> _Requirement_
Give back a single number, the count of lines containing the word "geneva".

Data items
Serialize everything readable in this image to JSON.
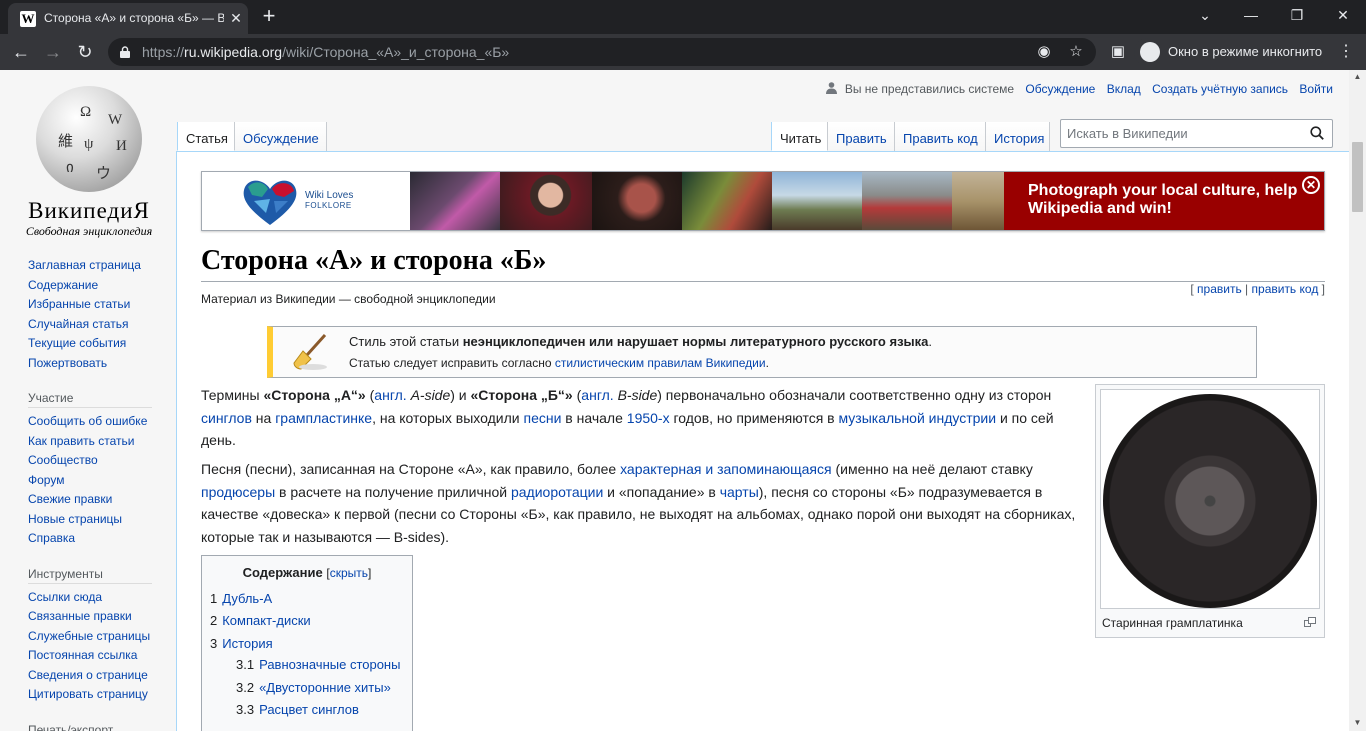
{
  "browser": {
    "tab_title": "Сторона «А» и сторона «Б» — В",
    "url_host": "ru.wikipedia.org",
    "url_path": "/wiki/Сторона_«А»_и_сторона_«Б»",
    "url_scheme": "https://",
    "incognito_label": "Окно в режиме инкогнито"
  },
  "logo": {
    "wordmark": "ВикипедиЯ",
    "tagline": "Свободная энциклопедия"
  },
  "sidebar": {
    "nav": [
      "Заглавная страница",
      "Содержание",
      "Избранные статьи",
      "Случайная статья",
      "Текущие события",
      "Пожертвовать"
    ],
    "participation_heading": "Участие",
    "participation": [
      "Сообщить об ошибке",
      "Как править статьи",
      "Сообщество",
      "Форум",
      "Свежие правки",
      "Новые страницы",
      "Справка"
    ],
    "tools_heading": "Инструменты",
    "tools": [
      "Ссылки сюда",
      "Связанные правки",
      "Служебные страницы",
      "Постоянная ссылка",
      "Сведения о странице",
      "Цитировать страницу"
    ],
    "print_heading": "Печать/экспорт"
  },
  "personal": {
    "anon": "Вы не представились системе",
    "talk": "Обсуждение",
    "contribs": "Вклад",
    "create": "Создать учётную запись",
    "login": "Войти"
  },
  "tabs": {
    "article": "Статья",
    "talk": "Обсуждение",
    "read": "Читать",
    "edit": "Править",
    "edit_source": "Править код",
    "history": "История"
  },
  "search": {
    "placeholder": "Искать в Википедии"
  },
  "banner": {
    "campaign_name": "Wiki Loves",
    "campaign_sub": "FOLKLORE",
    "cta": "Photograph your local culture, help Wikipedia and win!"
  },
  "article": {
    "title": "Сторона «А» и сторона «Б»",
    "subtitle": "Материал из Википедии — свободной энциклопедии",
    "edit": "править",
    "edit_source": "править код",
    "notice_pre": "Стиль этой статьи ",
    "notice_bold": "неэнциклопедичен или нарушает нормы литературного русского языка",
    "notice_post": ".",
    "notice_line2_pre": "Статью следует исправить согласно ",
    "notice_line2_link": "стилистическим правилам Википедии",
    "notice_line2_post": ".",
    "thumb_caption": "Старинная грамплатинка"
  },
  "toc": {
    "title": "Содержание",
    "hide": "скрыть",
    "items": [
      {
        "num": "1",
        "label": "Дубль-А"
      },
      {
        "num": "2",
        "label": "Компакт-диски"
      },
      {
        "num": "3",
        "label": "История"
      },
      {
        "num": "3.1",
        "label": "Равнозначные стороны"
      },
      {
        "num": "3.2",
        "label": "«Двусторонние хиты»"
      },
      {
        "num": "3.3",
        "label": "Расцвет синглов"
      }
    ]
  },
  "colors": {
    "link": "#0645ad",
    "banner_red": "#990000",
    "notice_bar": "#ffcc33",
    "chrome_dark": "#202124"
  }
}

==

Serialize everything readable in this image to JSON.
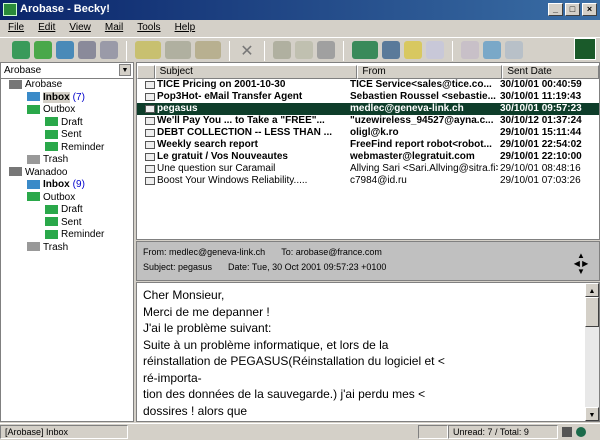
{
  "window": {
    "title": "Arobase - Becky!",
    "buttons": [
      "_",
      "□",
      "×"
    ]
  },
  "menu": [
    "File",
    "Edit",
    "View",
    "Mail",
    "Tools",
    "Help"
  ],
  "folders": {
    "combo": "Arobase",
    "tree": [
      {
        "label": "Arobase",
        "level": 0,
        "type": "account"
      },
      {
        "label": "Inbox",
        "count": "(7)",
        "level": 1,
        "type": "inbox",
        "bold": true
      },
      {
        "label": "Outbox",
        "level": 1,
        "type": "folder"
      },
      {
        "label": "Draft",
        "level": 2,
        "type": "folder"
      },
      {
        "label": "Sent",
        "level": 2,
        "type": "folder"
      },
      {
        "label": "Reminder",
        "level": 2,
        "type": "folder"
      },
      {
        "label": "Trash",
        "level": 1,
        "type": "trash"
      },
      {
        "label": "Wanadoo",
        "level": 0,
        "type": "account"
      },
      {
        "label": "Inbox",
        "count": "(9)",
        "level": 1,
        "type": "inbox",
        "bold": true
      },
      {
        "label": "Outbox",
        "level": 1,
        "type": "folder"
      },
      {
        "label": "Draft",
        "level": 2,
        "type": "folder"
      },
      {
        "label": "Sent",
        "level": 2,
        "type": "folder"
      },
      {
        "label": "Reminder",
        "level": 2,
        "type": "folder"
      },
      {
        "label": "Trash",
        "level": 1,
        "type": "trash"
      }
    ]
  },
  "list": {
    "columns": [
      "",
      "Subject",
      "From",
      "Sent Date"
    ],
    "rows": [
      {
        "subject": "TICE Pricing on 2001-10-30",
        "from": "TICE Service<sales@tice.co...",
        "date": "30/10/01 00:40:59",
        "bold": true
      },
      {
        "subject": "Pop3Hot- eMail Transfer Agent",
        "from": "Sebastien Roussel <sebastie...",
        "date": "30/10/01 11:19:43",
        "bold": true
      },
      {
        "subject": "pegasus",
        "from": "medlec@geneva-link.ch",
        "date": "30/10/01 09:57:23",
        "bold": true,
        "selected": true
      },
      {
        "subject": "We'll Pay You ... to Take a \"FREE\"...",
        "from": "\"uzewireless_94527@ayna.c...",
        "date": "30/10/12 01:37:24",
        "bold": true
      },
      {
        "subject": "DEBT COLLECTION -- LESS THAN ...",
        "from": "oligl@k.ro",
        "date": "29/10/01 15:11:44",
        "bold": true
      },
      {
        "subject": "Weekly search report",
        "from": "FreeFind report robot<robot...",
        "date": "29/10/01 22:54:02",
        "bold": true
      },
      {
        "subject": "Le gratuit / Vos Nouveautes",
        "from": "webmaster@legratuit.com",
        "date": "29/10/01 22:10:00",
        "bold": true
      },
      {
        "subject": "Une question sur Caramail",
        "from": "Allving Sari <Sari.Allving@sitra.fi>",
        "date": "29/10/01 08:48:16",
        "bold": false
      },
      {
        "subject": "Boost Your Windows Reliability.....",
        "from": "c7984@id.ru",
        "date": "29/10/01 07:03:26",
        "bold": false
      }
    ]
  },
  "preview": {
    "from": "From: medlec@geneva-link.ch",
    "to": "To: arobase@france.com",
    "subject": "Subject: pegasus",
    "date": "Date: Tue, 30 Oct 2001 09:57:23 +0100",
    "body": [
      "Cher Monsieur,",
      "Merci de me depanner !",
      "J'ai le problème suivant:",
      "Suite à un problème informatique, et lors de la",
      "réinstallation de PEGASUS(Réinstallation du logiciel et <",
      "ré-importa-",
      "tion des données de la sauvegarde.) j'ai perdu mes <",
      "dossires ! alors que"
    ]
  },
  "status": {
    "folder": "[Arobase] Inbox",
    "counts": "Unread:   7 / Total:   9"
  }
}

> _Solution to the exercise_
2